● To be done: Reproduce every entry below precisely; do not include the pictures.

(Collection entries)
# # # #

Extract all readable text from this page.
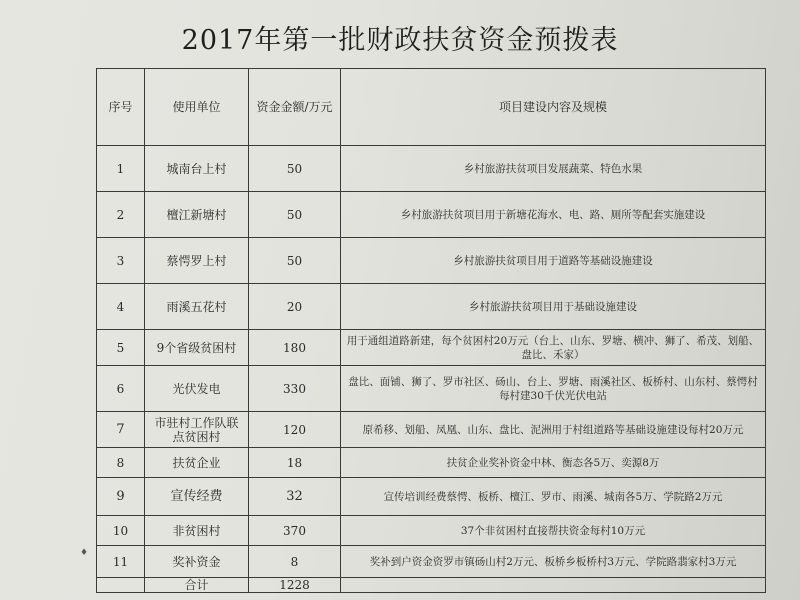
2017年第一批财政扶贫资金预拨表
序号	使用单位	资金金额/万元	项目建设内容及规模
1	城南台上村	50	乡村旅游扶贫项目发展蔬菜、特色水果
2	檀江新塘村	50	乡村旅游扶贫项目用于新塘花海水、电、路、厕所等配套实施建设
3	蔡愕罗上村	50	乡村旅游扶贫项目用于道路等基础设施建设
4	雨溪五花村	20	乡村旅游扶贫项目用于基础设施建设
5	9个省级贫困村	180	用于通组道路新建，每个贫困村20万元（台上、山东、罗塘、横冲、狮了、希茂、划船、盘比、禾家）
6	光伏发电	330	盘比、面铺、狮了、罗市社区、砀山、台上、罗塘、雨溪社区、板桥村、山东村、蔡愕村每村建30千伏光伏电站
7	市驻村工作队联点贫困村	120	原希移、划船、凤凰、山东、盘比、泥洲用于村组道路等基础设施建设每村20万元
8	扶贫企业	18	扶贫企业奖补资金中林、衡态各5万、奕源8万
9	宣传经费	32	宣传培训经费蔡愕、板桥、檀江、罗市、雨溪、城南各5万、学院路2万元
10	非贫困村	370	37个非贫困村直接帮扶资金每村10万元
11	奖补资金	8	奖补到户资金资罗市镇砀山村2万元、板桥乡板桥村3万元、学院路翡家村3万元
	合计	1228	
♦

# # # #

● Answer to the exercise:
Extract all readable text from this page.
2017年第一批财政扶贫资金预拨表
序号	使用单位	资金金额/万元	项目建设内容及规模
1	城南台上村	50	乡村旅游扶贫项目发展蔬菜、特色水果
2	檀江新塘村	50	乡村旅游扶贫项目用于新塘花海水、电、路、厕所等配套实施建设
3	蔡愕罗上村	50	乡村旅游扶贫项目用于道路等基础设施建设
4	雨溪五花村	20	乡村旅游扶贫项目用于基础设施建设
5	9个省级贫困村	180	用于通组道路新建，每个贫困村20万元（台上、山东、罗塘、横冲、狮了、希茂、划船、盘比、禾家）
6	光伏发电	330	盘比、面铺、狮了、罗市社区、砀山、台上、罗塘、雨溪社区、板桥村、山东村、蔡愕村每村建30千伏光伏电站
7	市驻村工作队联点贫困村	120	原希移、划船、凤凰、山东、盘比、泥洲用于村组道路等基础设施建设每村20万元
8	扶贫企业	18	扶贫企业奖补资金中林、衡态各5万、奕源8万
9	宣传经费	32	宣传培训经费蔡愕、板桥、檀江、罗市、雨溪、城南各5万、学院路2万元
10	非贫困村	370	37个非贫困村直接帮扶资金每村10万元
11	奖补资金	8	奖补到户资金资罗市镇砀山村2万元、板桥乡板桥村3万元、学院路翡家村3万元
	合计	1228	
♦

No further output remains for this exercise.